WHAT IS BEING ASKED:
Set down the records once more, please, exactly and with the pictures left out.

---------- DATA FOR THIS EXERCISE

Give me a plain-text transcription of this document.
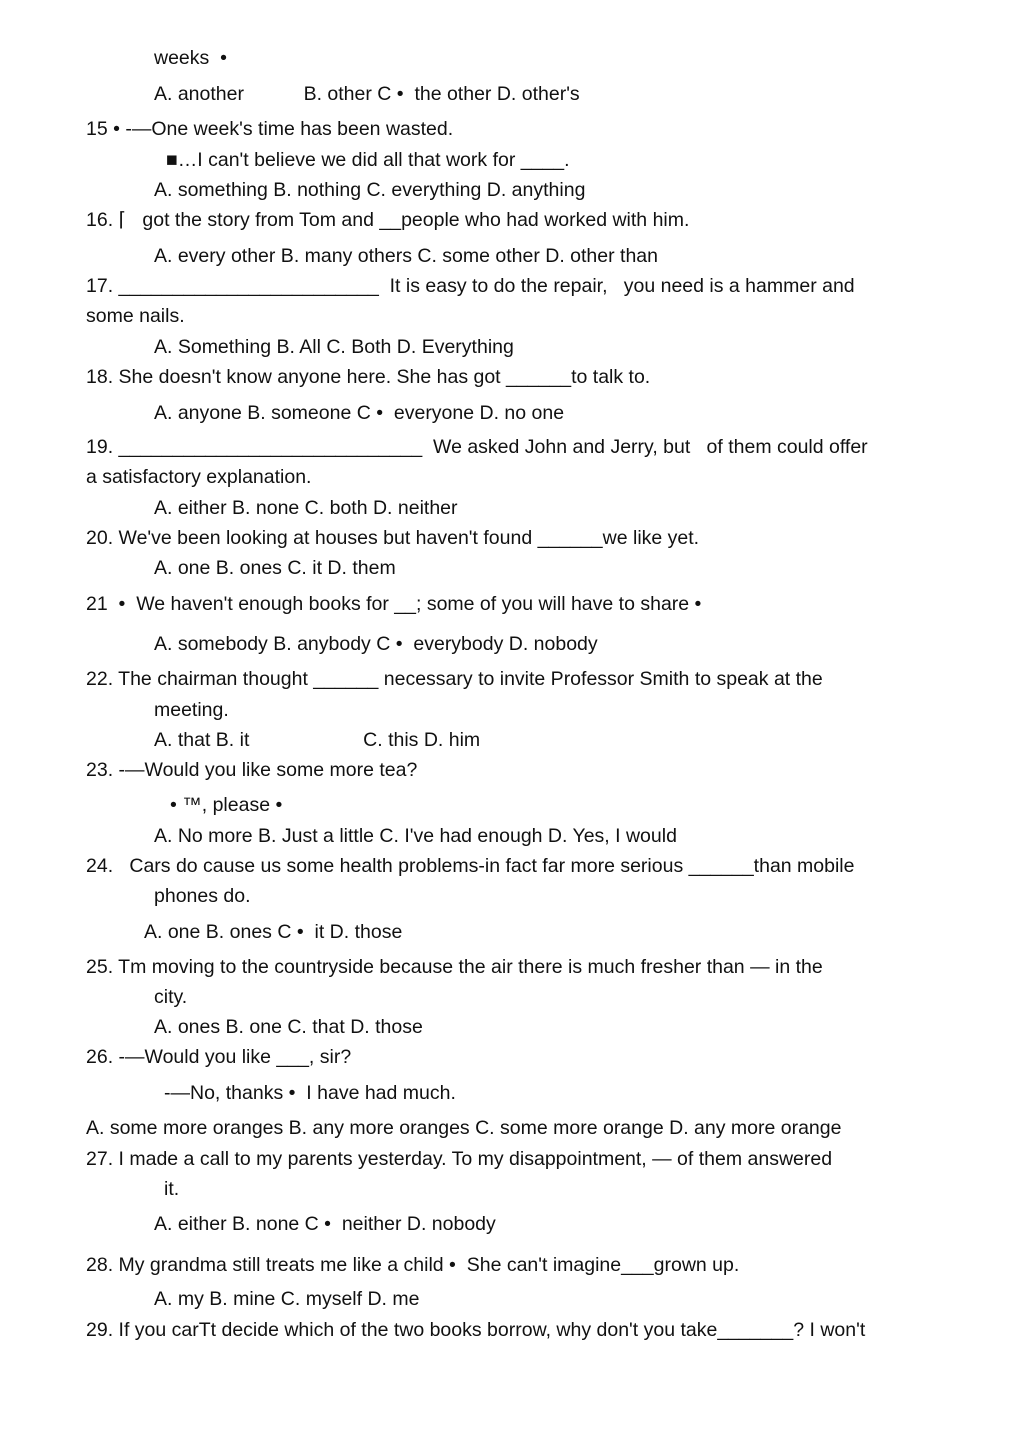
weeks  •
A. another           B. other C •  the other D. other's
15 • -—One week's time has been wasted.
■…I can't believe we did all that work for ____.
A. something B. nothing C. everything D. anything
16. ⌈   got the story from Tom and __people who had worked with him.
A. every other B. many others C. some other D. other than
17. ________________________  It is easy to do the repair,   you need is a hammer and
some nails.
A. Something B. All C. Both D. Everything
18. She doesn't know anyone here. She has got ______to talk to.
A. anyone B. someone C •  everyone D. no one
19. ____________________________  We asked John and Jerry, but   of them could offer
a satisfactory explanation.
A. either B. none C. both D. neither
20. We've been looking at houses but haven't found ______we like yet.
A. one B. ones C. it D. them
21  •  We haven't enough books for __; some of you will have to share •
A. somebody B. anybody C •  everybody D. nobody
22. The chairman thought ______ necessary to invite Professor Smith to speak at the
meeting.
A. that B. it                     C. this D. him
23. -—Would you like some more tea?
• ™, please •
A. No more B. Just a little C. I've had enough D. Yes, I would
24.   Cars do cause us some health problems-in fact far more serious ______than mobile
phones do.
A. one B. ones C •  it D. those
25. Tm moving to the countryside because the air there is much fresher than — in the
city.
A. ones B. one C. that D. those
26. -—Would you like ___, sir?
-—No, thanks •  I have had much.
A. some more oranges B. any more oranges C. some more orange D. any more orange
27. I made a call to my parents yesterday. To my disappointment, — of them answered
it.
A. either B. none C •  neither D. nobody
28. My grandma still treats me like a child •  She can't imagine___grown up.
A. my B. mine C. myself D. me
29. If you carTt decide which of the two books borrow, why don't you take_______? I won't
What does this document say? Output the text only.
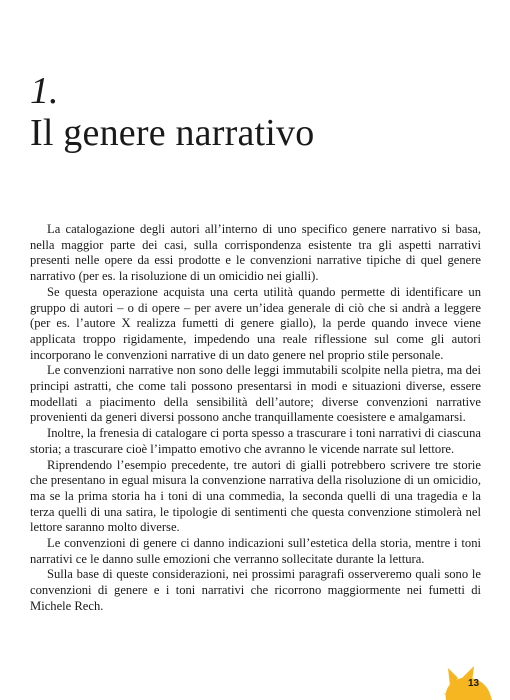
1.
Il genere narrativo

La catalogazione degli autori all’interno di uno specifico genere narrativo si basa, nella maggior parte dei casi, sulla corrispondenza esistente tra gli aspetti narrativi presenti nelle opere da essi prodotte e le convenzioni narrative tipiche di quel genere narrativo (per es. la risoluzione di un omicidio nei gialli).

Se questa operazione acquista una certa utilità quando permette di identificare un gruppo di autori – o di opere – per avere un’idea generale di ciò che si andrà a leggere (per es. l’autore X realizza fumetti di genere giallo), la perde quando invece viene applicata troppo rigidamente, impedendo una reale riflessione sul come gli autori incorporano le convenzioni narrative di un dato genere nel proprio stile personale.

Le convenzioni narrative non sono delle leggi immutabili scolpite nella pietra, ma dei principi astratti, che come tali possono presentarsi in modi e situazioni diverse, essere modellati a piacimento della sensibilità dell’autore; diverse convenzioni narrative provenienti da generi diversi possono anche tranquillamente coesistere e amalgamarsi.

Inoltre, la frenesia di catalogare ci porta spesso a trascurare i toni narrativi di ciascuna storia; a trascurare cioè l’impatto emotivo che avranno le vicende narrate sul lettore.

Riprendendo l’esempio precedente, tre autori di gialli potrebbero scrivere tre storie che presentano in egual misura la convenzione narrativa della risoluzione di un omicidio, ma se la prima storia ha i toni di una commedia, la seconda quelli di una tragedia e la terza quelli di una satira, le tipologie di sentimenti che questa convenzione stimolerà nel lettore saranno molto diverse.

Le convenzioni di genere ci danno indicazioni sull’estetica della storia, mentre i toni narrativi ce le danno sulle emozioni che verranno sollecitate durante la lettura.

Sulla base di queste considerazioni, nei prossimi paragrafi osserveremo quali sono le convenzioni di genere e i toni narrativi che ricorrono maggiormente nei fumetti di Michele Rech.

13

--------------------

CORRECT OUTPUT:
Give me a plain-text transcription of this document.
weeks  •
A. another           B. other C •  the other D. other's
15 • -—One week's time has been wasted.
■…I can't believe we did all that work for ____.
A. something B. nothing C. everything D. anything
16. ⌈   got the story from Tom and __people who had worked with him.
A. every other B. many others C. some other D. other than
17. ________________________  It is easy to do the repair,   you need is a hammer and
some nails.
A. Something B. All C. Both D. Everything
18. She doesn't know anyone here. She has got ______to talk to.
A. anyone B. someone C •  everyone D. no one
19. ____________________________  We asked John and Jerry, but   of them could offer
a satisfactory explanation.
A. either B. none C. both D. neither
20. We've been looking at houses but haven't found ______we like yet.
A. one B. ones C. it D. them
21  •  We haven't enough books for __; some of you will have to share •
A. somebody B. anybody C •  everybody D. nobody
22. The chairman thought ______ necessary to invite Professor Smith to speak at the
meeting.
A. that B. it                     C. this D. him
23. -—Would you like some more tea?
• ™, please •
A. No more B. Just a little C. I've had enough D. Yes, I would
24.   Cars do cause us some health problems-in fact far more serious ______than mobile
phones do.
A. one B. ones C •  it D. those
25. Tm moving to the countryside because the air there is much fresher than — in the
city.
A. ones B. one C. that D. those
26. -—Would you like ___, sir?
-—No, thanks •  I have had much.
A. some more oranges B. any more oranges C. some more orange D. any more orange
27. I made a call to my parents yesterday. To my disappointment, — of them answered
it.
A. either B. none C •  neither D. nobody
28. My grandma still treats me like a child •  She can't imagine___grown up.
A. my B. mine C. myself D. me
29. If you carTt decide which of the two books borrow, why don't you take_______? I won't
What does this document say? Output the text only.
1.
Il genere narrativo

La catalogazione degli autori all’interno di uno specifico genere narrativo si basa, nella maggior parte dei casi, sulla corrispondenza esistente tra gli aspetti narrativi presenti nelle opere da essi prodotte e le convenzioni narrative tipiche di quel genere narrativo (per es. la risoluzione di un omicidio nei gialli).

Se questa operazione acquista una certa utilità quando permette di identificare un gruppo di autori – o di opere – per avere un’idea generale di ciò che si andrà a leggere (per es. l’autore X realizza fumetti di genere giallo), la perde quando invece viene applicata troppo rigidamente, impedendo una reale riflessione sul come gli autori incorporano le convenzioni narrative di un dato genere nel proprio stile personale.

Le convenzioni narrative non sono delle leggi immutabili scolpite nella pietra, ma dei principi astratti, che come tali possono presentarsi in modi e situazioni diverse, essere modellati a piacimento della sensibilità dell’autore; diverse convenzioni narrative provenienti da generi diversi possono anche tranquillamente coesistere e amalgamarsi.

Inoltre, la frenesia di catalogare ci porta spesso a trascurare i toni narrativi di ciascuna storia; a trascurare cioè l’impatto emotivo che avranno le vicende narrate sul lettore.

Riprendendo l’esempio precedente, tre autori di gialli potrebbero scrivere tre storie che presentano in egual misura la convenzione narrativa della risoluzione di un omicidio, ma se la prima storia ha i toni di una commedia, la seconda quelli di una tragedia e la terza quelli di una satira, le tipologie di sentimenti che questa convenzione stimolerà nel lettore saranno molto diverse.

Le convenzioni di genere ci danno indicazioni sull’estetica della storia, mentre i toni narrativi ce le danno sulle emozioni che verranno sollecitate durante la lettura.

Sulla base di queste considerazioni, nei prossimi paragrafi osserveremo quali sono le convenzioni di genere e i toni narrativi che ricorrono maggiormente nei fumetti di Michele Rech.

13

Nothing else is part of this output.